◆ Problem description: Extract the records in full, leaving every picture out.
▼▼▼
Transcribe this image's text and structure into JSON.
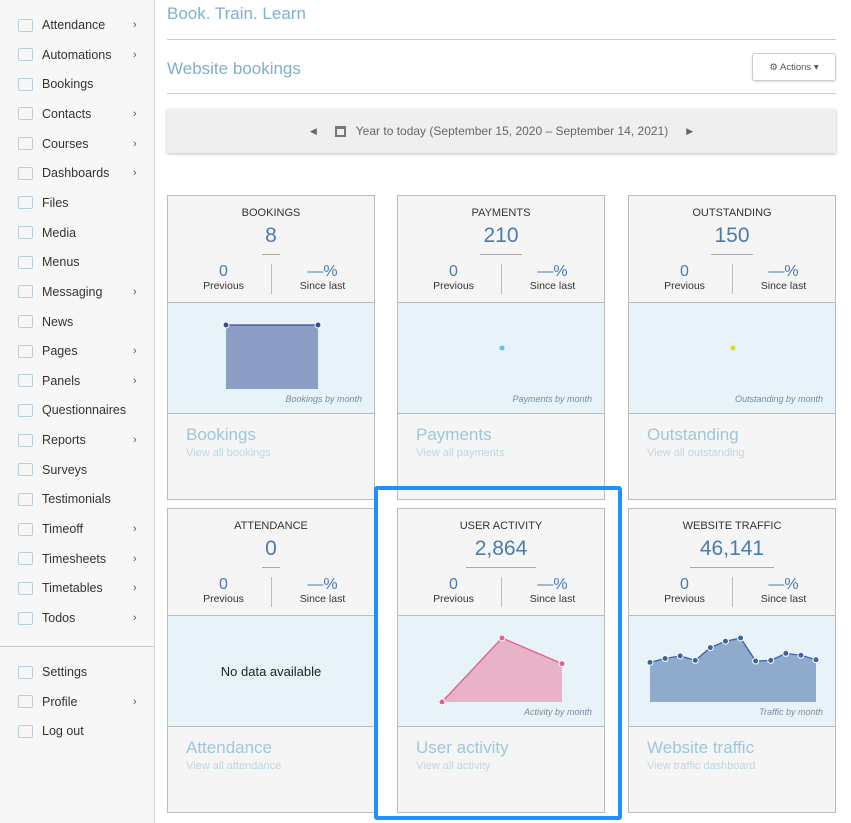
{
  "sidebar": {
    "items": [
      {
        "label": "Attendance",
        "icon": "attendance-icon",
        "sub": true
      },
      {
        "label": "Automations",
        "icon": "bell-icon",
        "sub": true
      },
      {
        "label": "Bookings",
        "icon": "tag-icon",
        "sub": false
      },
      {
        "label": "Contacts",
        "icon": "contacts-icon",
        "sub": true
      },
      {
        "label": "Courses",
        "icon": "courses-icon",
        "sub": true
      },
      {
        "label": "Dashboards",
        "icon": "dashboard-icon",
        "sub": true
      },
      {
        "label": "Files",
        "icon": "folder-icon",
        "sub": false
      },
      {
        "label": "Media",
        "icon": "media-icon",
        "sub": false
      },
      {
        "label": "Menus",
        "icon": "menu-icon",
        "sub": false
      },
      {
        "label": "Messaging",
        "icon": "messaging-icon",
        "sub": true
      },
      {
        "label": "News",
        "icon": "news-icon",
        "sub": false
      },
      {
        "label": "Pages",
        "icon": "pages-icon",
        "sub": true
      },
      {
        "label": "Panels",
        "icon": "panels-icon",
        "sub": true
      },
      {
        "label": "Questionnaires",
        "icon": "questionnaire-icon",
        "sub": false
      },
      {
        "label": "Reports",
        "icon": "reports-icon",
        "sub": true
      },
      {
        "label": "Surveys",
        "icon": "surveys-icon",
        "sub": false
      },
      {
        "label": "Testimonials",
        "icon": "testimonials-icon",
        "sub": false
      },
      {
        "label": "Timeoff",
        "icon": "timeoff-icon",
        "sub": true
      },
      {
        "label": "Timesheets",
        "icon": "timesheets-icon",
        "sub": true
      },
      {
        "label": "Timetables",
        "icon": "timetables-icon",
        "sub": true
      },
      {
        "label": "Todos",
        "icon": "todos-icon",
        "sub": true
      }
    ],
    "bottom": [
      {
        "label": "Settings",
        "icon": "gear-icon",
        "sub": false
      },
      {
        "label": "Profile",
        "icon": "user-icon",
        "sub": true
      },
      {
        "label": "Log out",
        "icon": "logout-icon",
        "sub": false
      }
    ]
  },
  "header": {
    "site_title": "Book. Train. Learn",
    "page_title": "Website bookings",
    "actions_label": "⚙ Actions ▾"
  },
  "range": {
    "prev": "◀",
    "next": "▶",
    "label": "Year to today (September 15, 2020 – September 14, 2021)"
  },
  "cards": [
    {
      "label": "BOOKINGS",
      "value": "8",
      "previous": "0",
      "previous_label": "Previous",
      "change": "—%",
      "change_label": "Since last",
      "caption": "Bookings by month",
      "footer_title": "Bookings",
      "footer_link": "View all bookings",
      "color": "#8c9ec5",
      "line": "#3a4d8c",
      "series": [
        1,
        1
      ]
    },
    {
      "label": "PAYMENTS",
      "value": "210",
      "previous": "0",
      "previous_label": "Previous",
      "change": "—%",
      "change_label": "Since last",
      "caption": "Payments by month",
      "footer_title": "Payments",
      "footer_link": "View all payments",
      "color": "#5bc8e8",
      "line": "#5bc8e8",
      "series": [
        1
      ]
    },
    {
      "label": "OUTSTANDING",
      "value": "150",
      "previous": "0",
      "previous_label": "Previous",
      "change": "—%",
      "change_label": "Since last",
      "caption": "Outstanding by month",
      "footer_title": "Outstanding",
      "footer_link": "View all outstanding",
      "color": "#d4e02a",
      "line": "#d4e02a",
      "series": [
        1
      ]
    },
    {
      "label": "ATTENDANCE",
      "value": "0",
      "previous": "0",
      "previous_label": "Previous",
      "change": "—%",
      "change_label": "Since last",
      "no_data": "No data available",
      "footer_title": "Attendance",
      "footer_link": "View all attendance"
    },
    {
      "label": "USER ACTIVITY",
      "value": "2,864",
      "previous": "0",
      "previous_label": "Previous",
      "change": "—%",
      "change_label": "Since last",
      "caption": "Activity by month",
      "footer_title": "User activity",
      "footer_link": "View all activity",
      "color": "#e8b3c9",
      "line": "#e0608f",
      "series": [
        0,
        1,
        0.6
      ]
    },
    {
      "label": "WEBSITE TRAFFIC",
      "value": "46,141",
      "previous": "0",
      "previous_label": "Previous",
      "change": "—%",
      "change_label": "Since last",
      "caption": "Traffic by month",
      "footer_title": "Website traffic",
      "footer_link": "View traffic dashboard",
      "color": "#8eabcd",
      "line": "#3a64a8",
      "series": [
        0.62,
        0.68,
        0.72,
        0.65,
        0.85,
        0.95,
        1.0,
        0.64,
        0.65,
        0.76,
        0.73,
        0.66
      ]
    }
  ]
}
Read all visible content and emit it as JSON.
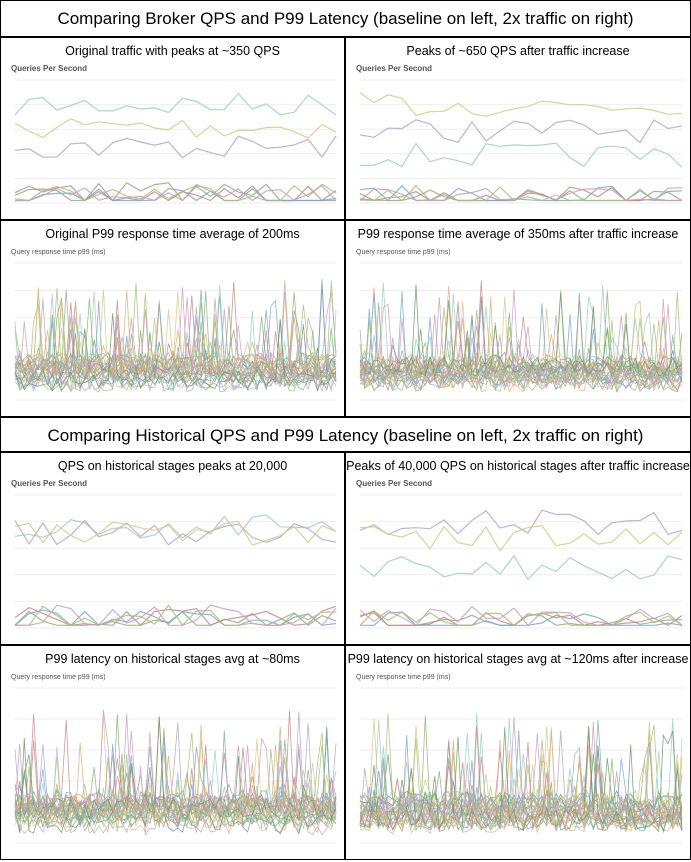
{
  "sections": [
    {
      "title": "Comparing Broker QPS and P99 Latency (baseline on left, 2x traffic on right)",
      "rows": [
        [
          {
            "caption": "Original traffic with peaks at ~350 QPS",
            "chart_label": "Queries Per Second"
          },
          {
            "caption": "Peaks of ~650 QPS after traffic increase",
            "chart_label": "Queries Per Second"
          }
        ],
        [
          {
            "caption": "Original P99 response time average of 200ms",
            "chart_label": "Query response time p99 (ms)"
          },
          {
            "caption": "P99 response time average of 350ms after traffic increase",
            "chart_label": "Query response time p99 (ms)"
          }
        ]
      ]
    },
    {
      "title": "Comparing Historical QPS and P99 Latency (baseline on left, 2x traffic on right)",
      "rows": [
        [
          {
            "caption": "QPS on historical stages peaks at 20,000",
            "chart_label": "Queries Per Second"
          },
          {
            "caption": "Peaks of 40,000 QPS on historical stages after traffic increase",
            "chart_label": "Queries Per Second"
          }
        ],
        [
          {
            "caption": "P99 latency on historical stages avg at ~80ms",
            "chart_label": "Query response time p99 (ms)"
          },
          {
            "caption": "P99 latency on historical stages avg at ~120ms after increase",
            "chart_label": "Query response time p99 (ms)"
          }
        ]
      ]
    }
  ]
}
▲▲▲
◆ Output for this exercise:
Transcribe this image's text and structure into JSON.
{
  "sidebar": {
    "items": [
      {
        "label": "Attendance",
        "icon": "attendance-icon",
        "sub": true
      },
      {
        "label": "Automations",
        "icon": "bell-icon",
        "sub": true
      },
      {
        "label": "Bookings",
        "icon": "tag-icon",
        "sub": false
      },
      {
        "label": "Contacts",
        "icon": "contacts-icon",
        "sub": true
      },
      {
        "label": "Courses",
        "icon": "courses-icon",
        "sub": true
      },
      {
        "label": "Dashboards",
        "icon": "dashboard-icon",
        "sub": true
      },
      {
        "label": "Files",
        "icon": "folder-icon",
        "sub": false
      },
      {
        "label": "Media",
        "icon": "media-icon",
        "sub": false
      },
      {
        "label": "Menus",
        "icon": "menu-icon",
        "sub": false
      },
      {
        "label": "Messaging",
        "icon": "messaging-icon",
        "sub": true
      },
      {
        "label": "News",
        "icon": "news-icon",
        "sub": false
      },
      {
        "label": "Pages",
        "icon": "pages-icon",
        "sub": true
      },
      {
        "label": "Panels",
        "icon": "panels-icon",
        "sub": true
      },
      {
        "label": "Questionnaires",
        "icon": "questionnaire-icon",
        "sub": false
      },
      {
        "label": "Reports",
        "icon": "reports-icon",
        "sub": true
      },
      {
        "label": "Surveys",
        "icon": "surveys-icon",
        "sub": false
      },
      {
        "label": "Testimonials",
        "icon": "testimonials-icon",
        "sub": false
      },
      {
        "label": "Timeoff",
        "icon": "timeoff-icon",
        "sub": true
      },
      {
        "label": "Timesheets",
        "icon": "timesheets-icon",
        "sub": true
      },
      {
        "label": "Timetables",
        "icon": "timetables-icon",
        "sub": true
      },
      {
        "label": "Todos",
        "icon": "todos-icon",
        "sub": true
      }
    ],
    "bottom": [
      {
        "label": "Settings",
        "icon": "gear-icon",
        "sub": false
      },
      {
        "label": "Profile",
        "icon": "user-icon",
        "sub": true
      },
      {
        "label": "Log out",
        "icon": "logout-icon",
        "sub": false
      }
    ]
  },
  "header": {
    "site_title": "Book. Train. Learn",
    "page_title": "Website bookings",
    "actions_label": "⚙ Actions ▾"
  },
  "range": {
    "prev": "◀",
    "next": "▶",
    "label": "Year to today (September 15, 2020 – September 14, 2021)"
  },
  "cards": [
    {
      "label": "BOOKINGS",
      "value": "8",
      "previous": "0",
      "previous_label": "Previous",
      "change": "—%",
      "change_label": "Since last",
      "caption": "Bookings by month",
      "footer_title": "Bookings",
      "footer_link": "View all bookings",
      "color": "#8c9ec5",
      "line": "#3a4d8c",
      "series": [
        1,
        1
      ]
    },
    {
      "label": "PAYMENTS",
      "value": "210",
      "previous": "0",
      "previous_label": "Previous",
      "change": "—%",
      "change_label": "Since last",
      "caption": "Payments by month",
      "footer_title": "Payments",
      "footer_link": "View all payments",
      "color": "#5bc8e8",
      "line": "#5bc8e8",
      "series": [
        1
      ]
    },
    {
      "label": "OUTSTANDING",
      "value": "150",
      "previous": "0",
      "previous_label": "Previous",
      "change": "—%",
      "change_label": "Since last",
      "caption": "Outstanding by month",
      "footer_title": "Outstanding",
      "footer_link": "View all outstanding",
      "color": "#d4e02a",
      "line": "#d4e02a",
      "series": [
        1
      ]
    },
    {
      "label": "ATTENDANCE",
      "value": "0",
      "previous": "0",
      "previous_label": "Previous",
      "change": "—%",
      "change_label": "Since last",
      "no_data": "No data available",
      "footer_title": "Attendance",
      "footer_link": "View all attendance"
    },
    {
      "label": "USER ACTIVITY",
      "value": "2,864",
      "previous": "0",
      "previous_label": "Previous",
      "change": "—%",
      "change_label": "Since last",
      "caption": "Activity by month",
      "footer_title": "User activity",
      "footer_link": "View all activity",
      "color": "#e8b3c9",
      "line": "#e0608f",
      "series": [
        0,
        1,
        0.6
      ]
    },
    {
      "label": "WEBSITE TRAFFIC",
      "value": "46,141",
      "previous": "0",
      "previous_label": "Previous",
      "change": "—%",
      "change_label": "Since last",
      "caption": "Traffic by month",
      "footer_title": "Website traffic",
      "footer_link": "View traffic dashboard",
      "color": "#8eabcd",
      "line": "#3a64a8",
      "series": [
        0.62,
        0.68,
        0.72,
        0.65,
        0.85,
        0.95,
        1.0,
        0.64,
        0.65,
        0.76,
        0.73,
        0.66
      ]
    }
  ]
}
Read all visible content and emit it as JSON.
{
  "sections": [
    {
      "title": "Comparing Broker QPS and P99 Latency (baseline on left, 2x traffic on right)",
      "rows": [
        [
          {
            "caption": "Original traffic with peaks at ~350 QPS",
            "chart_label": "Queries Per Second"
          },
          {
            "caption": "Peaks of ~650 QPS after traffic increase",
            "chart_label": "Queries Per Second"
          }
        ],
        [
          {
            "caption": "Original P99 response time average of 200ms",
            "chart_label": "Query response time p99 (ms)"
          },
          {
            "caption": "P99 response time average of 350ms after traffic increase",
            "chart_label": "Query response time p99 (ms)"
          }
        ]
      ]
    },
    {
      "title": "Comparing Historical QPS and P99 Latency (baseline on left, 2x traffic on right)",
      "rows": [
        [
          {
            "caption": "QPS on historical stages peaks at 20,000",
            "chart_label": "Queries Per Second"
          },
          {
            "caption": "Peaks of 40,000 QPS on historical stages after traffic increase",
            "chart_label": "Queries Per Second"
          }
        ],
        [
          {
            "caption": "P99 latency on historical stages avg at ~80ms",
            "chart_label": "Query response time p99 (ms)"
          },
          {
            "caption": "P99 latency on historical stages avg at ~120ms after increase",
            "chart_label": "Query response time p99 (ms)"
          }
        ]
      ]
    }
  ]
}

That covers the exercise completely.